[Start Data]
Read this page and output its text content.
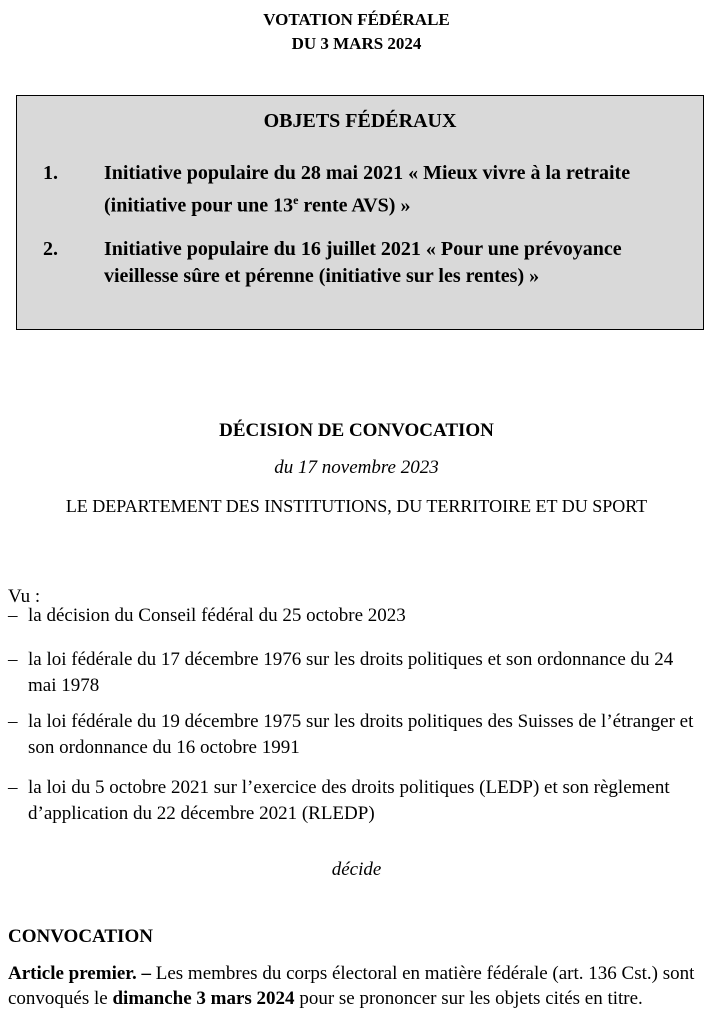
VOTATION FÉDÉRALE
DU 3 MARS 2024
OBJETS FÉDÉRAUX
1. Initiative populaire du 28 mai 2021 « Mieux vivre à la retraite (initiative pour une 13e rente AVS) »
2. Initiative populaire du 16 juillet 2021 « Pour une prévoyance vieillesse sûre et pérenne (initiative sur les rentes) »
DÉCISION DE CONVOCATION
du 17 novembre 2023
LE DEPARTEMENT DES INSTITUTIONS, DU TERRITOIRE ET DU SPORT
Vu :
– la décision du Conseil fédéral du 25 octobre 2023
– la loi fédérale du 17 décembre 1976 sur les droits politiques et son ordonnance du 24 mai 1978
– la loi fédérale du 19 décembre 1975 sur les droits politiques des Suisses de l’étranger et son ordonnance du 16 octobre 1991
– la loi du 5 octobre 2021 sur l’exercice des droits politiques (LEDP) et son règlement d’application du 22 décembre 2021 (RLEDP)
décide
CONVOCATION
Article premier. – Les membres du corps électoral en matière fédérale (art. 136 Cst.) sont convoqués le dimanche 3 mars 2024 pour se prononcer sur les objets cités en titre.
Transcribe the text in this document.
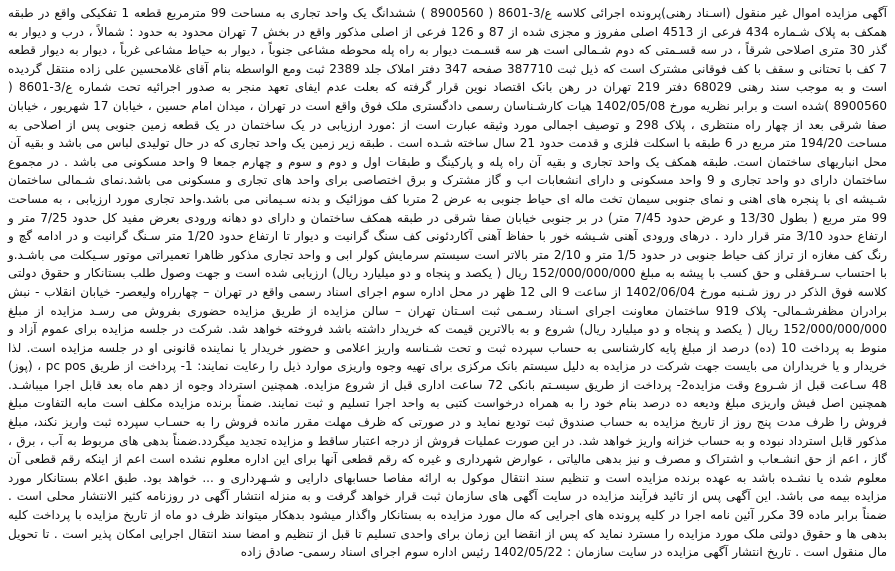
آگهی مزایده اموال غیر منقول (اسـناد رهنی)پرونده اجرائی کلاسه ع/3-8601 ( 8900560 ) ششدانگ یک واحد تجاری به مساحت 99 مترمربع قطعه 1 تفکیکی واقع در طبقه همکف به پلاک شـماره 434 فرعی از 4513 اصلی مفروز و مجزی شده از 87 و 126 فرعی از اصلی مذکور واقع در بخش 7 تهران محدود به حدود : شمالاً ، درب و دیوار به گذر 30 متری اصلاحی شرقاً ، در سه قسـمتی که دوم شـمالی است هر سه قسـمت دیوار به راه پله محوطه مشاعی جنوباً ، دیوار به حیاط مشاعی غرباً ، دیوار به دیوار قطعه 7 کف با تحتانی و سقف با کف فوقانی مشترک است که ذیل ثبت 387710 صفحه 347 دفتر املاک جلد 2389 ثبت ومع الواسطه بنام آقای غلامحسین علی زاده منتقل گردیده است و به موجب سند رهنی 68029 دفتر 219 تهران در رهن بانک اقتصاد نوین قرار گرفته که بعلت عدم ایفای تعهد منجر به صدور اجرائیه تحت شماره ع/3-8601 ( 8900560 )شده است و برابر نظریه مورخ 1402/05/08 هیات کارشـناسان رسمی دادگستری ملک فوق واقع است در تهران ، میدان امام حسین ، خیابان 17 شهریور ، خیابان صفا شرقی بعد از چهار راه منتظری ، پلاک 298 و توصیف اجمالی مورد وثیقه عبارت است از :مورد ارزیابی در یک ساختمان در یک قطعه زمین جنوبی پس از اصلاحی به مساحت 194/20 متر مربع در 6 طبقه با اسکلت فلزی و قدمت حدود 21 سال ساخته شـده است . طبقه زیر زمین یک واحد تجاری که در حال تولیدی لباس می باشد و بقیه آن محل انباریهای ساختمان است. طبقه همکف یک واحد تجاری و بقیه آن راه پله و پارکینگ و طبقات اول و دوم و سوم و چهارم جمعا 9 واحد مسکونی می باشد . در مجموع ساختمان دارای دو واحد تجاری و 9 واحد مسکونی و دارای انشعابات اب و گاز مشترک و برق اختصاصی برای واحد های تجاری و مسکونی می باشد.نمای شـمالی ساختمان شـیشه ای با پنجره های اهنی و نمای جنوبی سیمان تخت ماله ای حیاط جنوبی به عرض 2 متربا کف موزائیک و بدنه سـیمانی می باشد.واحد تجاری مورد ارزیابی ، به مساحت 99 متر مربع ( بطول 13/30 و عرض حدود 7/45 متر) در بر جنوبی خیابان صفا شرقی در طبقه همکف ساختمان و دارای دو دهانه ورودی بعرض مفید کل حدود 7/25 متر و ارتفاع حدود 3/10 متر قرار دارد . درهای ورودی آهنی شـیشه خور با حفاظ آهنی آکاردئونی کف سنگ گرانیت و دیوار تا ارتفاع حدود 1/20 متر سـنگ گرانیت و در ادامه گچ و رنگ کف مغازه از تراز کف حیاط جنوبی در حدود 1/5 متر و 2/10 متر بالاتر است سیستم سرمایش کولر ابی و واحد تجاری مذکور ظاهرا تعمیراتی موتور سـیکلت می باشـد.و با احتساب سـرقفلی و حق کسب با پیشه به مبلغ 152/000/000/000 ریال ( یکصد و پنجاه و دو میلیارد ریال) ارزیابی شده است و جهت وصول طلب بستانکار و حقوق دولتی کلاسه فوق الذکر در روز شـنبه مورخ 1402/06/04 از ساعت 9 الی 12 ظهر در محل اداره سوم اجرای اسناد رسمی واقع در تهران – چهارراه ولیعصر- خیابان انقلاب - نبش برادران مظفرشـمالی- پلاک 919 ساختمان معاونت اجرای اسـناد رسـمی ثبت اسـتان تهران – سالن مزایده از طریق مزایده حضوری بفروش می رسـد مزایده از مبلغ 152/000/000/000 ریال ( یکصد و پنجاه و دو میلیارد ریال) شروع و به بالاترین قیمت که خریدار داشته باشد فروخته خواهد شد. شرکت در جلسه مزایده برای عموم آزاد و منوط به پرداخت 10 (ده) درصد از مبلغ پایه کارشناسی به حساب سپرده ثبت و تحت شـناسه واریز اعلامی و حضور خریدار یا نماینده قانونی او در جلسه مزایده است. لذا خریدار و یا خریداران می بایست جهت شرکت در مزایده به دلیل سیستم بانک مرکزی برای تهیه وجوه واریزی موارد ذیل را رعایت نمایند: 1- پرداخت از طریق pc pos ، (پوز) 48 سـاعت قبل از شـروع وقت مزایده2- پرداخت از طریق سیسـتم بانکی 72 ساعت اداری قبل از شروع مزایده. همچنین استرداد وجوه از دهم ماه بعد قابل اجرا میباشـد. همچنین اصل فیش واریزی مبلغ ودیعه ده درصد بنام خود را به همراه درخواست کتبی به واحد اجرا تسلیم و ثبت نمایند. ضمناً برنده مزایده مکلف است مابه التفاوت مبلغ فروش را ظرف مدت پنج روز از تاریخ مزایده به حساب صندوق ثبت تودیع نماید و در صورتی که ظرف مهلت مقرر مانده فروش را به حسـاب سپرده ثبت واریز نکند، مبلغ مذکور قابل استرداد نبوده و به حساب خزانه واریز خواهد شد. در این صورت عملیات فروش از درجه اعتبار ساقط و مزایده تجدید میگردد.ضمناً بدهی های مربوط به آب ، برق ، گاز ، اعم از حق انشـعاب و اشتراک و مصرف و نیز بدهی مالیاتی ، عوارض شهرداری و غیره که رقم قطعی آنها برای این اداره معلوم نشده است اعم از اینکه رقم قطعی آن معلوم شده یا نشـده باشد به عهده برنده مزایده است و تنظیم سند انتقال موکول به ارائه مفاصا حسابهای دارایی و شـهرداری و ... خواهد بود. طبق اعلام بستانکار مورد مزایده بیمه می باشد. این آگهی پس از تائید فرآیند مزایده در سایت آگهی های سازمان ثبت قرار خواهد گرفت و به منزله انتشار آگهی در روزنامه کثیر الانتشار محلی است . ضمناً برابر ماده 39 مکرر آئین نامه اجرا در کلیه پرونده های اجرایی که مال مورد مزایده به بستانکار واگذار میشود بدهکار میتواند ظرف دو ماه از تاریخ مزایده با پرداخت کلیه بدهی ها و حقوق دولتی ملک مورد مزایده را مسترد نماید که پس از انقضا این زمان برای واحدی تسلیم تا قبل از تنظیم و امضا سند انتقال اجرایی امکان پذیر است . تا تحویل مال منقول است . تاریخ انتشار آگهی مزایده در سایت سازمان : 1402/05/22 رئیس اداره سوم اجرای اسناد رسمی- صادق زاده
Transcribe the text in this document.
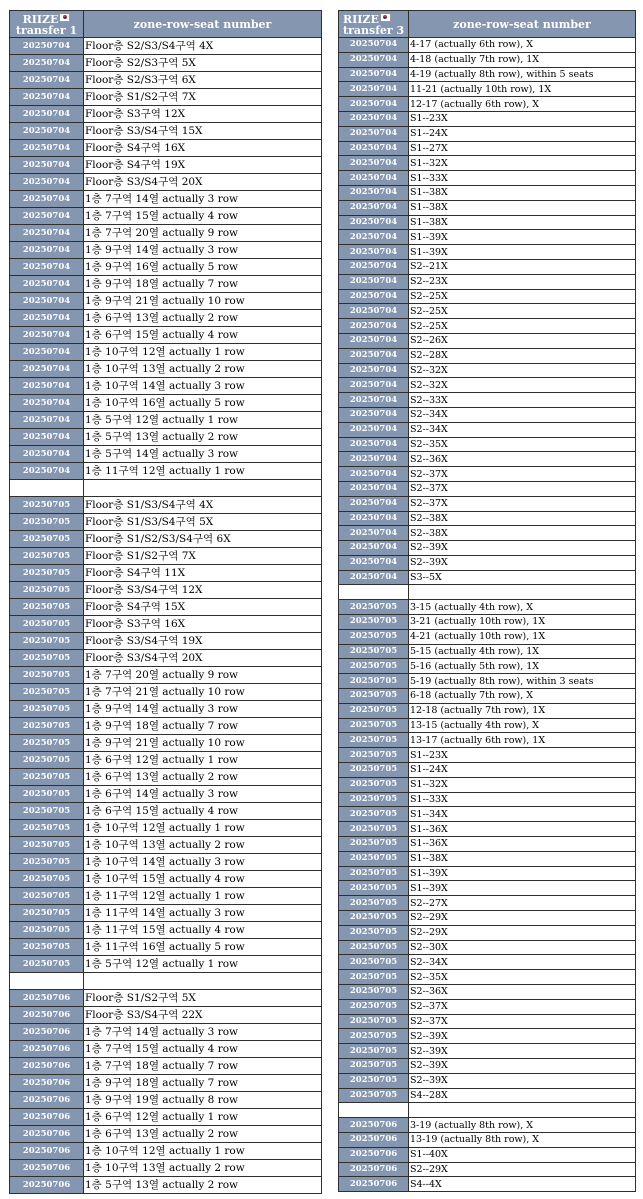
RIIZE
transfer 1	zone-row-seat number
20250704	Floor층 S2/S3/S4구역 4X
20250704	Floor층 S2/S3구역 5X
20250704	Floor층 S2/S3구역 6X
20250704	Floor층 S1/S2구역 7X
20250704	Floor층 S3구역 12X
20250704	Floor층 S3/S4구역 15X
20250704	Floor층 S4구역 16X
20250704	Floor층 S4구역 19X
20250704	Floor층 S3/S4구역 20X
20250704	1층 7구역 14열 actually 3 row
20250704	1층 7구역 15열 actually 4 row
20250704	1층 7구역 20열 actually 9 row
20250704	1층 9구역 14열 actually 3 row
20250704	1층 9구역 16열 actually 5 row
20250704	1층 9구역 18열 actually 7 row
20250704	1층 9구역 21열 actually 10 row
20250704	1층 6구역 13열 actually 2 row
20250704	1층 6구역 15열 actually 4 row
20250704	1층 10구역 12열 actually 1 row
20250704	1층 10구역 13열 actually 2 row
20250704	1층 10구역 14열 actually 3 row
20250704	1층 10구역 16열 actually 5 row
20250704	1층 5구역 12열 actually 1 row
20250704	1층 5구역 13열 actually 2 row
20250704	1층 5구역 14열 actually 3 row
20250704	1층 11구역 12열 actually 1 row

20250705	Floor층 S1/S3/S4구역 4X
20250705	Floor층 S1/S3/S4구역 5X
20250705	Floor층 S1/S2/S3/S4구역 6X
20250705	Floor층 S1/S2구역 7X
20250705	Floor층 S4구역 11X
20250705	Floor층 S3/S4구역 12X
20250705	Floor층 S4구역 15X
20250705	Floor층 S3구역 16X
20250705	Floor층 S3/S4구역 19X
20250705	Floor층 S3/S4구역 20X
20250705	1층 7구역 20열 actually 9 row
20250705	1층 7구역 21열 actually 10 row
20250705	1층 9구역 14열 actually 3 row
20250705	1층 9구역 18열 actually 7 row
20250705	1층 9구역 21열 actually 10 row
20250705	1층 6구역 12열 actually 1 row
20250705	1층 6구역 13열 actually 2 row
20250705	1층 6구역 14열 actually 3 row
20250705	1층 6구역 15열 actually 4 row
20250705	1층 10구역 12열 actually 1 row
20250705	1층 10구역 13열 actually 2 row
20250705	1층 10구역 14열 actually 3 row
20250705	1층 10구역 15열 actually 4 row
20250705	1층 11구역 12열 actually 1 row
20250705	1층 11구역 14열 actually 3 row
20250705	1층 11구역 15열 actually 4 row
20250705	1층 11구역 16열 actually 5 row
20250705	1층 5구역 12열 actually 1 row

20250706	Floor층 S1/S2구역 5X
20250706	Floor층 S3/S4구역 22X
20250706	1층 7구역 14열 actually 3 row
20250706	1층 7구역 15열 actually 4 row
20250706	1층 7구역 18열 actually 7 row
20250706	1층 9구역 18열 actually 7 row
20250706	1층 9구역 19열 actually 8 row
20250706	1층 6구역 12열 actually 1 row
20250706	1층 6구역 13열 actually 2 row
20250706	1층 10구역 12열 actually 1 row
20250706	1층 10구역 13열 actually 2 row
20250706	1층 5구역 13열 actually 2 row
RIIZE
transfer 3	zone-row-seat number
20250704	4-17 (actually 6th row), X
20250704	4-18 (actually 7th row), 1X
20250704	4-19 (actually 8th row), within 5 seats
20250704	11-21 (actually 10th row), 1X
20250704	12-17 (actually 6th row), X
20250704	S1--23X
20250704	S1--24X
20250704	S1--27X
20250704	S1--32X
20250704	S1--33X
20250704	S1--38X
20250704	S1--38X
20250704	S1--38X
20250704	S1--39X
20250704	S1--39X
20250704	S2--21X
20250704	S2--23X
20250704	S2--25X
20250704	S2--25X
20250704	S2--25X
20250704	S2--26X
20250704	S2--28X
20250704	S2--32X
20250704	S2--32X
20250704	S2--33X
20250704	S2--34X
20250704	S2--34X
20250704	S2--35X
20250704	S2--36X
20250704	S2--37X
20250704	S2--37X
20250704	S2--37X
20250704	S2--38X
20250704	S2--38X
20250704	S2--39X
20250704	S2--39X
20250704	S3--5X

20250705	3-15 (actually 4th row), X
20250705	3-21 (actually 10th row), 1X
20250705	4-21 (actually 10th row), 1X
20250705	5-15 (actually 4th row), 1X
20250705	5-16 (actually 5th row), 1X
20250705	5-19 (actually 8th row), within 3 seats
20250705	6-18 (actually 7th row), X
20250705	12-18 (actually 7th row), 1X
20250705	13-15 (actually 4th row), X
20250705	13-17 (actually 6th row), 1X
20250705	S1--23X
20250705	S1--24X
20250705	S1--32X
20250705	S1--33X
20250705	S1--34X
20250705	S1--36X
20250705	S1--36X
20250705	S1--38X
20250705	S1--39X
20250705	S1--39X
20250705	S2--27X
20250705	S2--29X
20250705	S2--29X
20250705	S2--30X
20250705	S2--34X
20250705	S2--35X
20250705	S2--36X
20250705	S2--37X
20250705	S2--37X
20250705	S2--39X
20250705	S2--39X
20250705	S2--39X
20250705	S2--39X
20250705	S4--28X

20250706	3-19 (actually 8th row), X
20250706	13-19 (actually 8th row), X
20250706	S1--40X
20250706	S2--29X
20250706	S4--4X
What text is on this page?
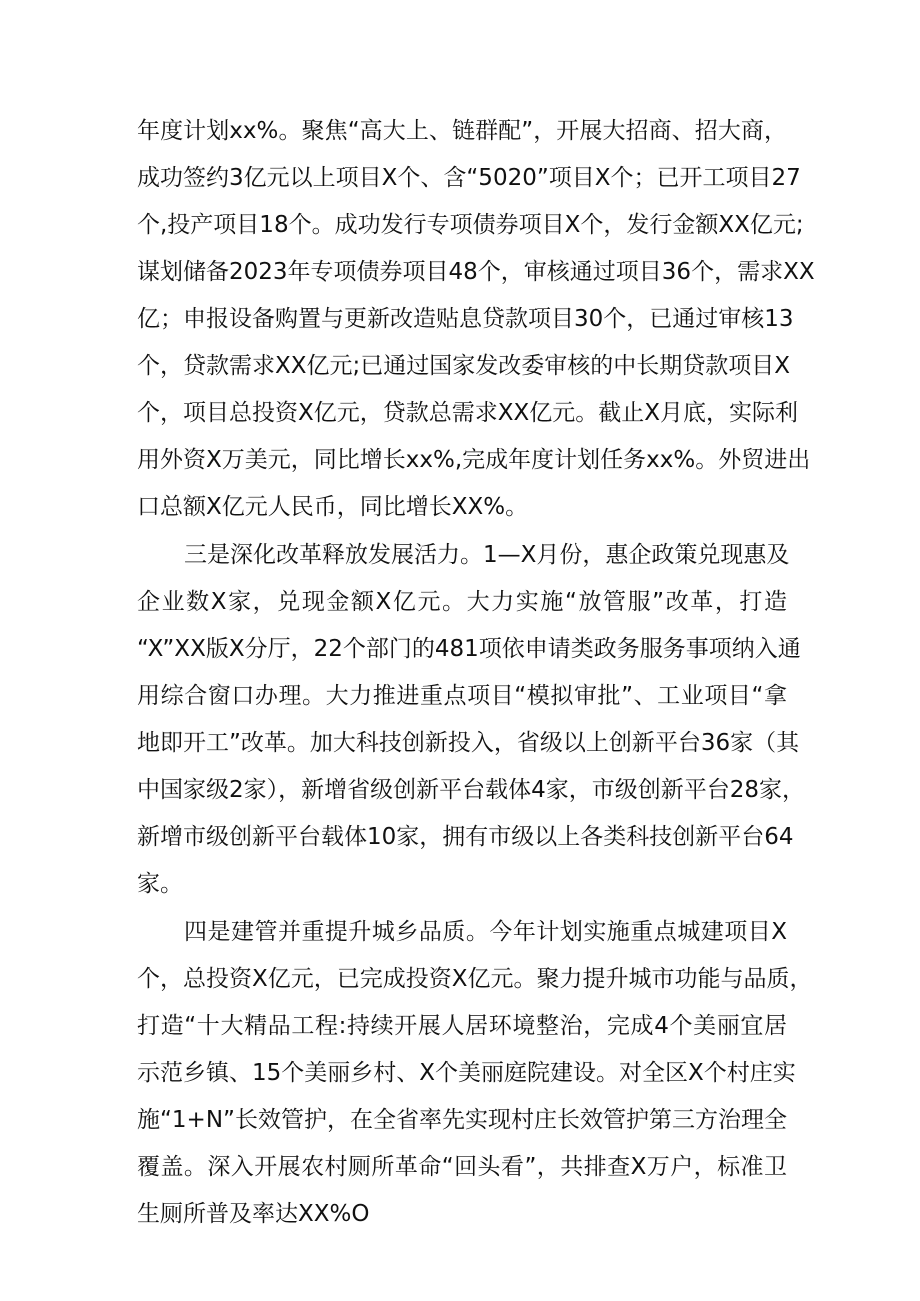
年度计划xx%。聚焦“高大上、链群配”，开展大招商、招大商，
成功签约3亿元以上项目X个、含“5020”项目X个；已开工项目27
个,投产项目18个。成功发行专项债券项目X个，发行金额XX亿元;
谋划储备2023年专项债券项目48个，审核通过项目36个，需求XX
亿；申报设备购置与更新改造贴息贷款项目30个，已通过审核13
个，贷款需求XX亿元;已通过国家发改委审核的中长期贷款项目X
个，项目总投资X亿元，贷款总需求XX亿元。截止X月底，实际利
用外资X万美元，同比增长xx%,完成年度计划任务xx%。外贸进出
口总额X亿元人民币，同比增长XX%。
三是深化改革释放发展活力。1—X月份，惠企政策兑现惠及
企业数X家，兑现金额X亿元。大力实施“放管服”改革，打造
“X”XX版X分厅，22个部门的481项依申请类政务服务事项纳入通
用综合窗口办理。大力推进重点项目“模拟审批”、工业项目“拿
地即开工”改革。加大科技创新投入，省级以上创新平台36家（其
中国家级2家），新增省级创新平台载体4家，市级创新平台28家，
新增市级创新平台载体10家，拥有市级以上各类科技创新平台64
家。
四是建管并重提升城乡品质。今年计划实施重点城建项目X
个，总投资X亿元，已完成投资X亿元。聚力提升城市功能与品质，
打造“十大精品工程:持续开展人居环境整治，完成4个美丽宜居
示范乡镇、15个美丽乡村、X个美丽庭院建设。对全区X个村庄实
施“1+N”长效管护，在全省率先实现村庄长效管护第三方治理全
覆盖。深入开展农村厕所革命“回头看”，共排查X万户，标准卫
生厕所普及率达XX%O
[End Data]
*Directions*
Write out the lines of the listing from the one that holds "What text is on this page?" to the very last line, both included, exactly as they appear and without any pictures.

*Reply to the exercise*
What text is on this page?
年度计划xx%。聚焦“高大上、链群配”，开展大招商、招大商，
成功签约3亿元以上项目X个、含“5020”项目X个；已开工项目27
个,投产项目18个。成功发行专项债券项目X个，发行金额XX亿元;
谋划储备2023年专项债券项目48个，审核通过项目36个，需求XX
亿；申报设备购置与更新改造贴息贷款项目30个，已通过审核13
个，贷款需求XX亿元;已通过国家发改委审核的中长期贷款项目X
个，项目总投资X亿元，贷款总需求XX亿元。截止X月底，实际利
用外资X万美元，同比增长xx%,完成年度计划任务xx%。外贸进出
口总额X亿元人民币，同比增长XX%。
三是深化改革释放发展活力。1—X月份，惠企政策兑现惠及
企业数X家，兑现金额X亿元。大力实施“放管服”改革，打造
“X”XX版X分厅，22个部门的481项依申请类政务服务事项纳入通
用综合窗口办理。大力推进重点项目“模拟审批”、工业项目“拿
地即开工”改革。加大科技创新投入，省级以上创新平台36家（其
中国家级2家），新增省级创新平台载体4家，市级创新平台28家，
新增市级创新平台载体10家，拥有市级以上各类科技创新平台64
家。
四是建管并重提升城乡品质。今年计划实施重点城建项目X
个，总投资X亿元，已完成投资X亿元。聚力提升城市功能与品质，
打造“十大精品工程:持续开展人居环境整治，完成4个美丽宜居
示范乡镇、15个美丽乡村、X个美丽庭院建设。对全区X个村庄实
施“1+N”长效管护，在全省率先实现村庄长效管护第三方治理全
覆盖。深入开展农村厕所革命“回头看”，共排查X万户，标准卫
生厕所普及率达XX%O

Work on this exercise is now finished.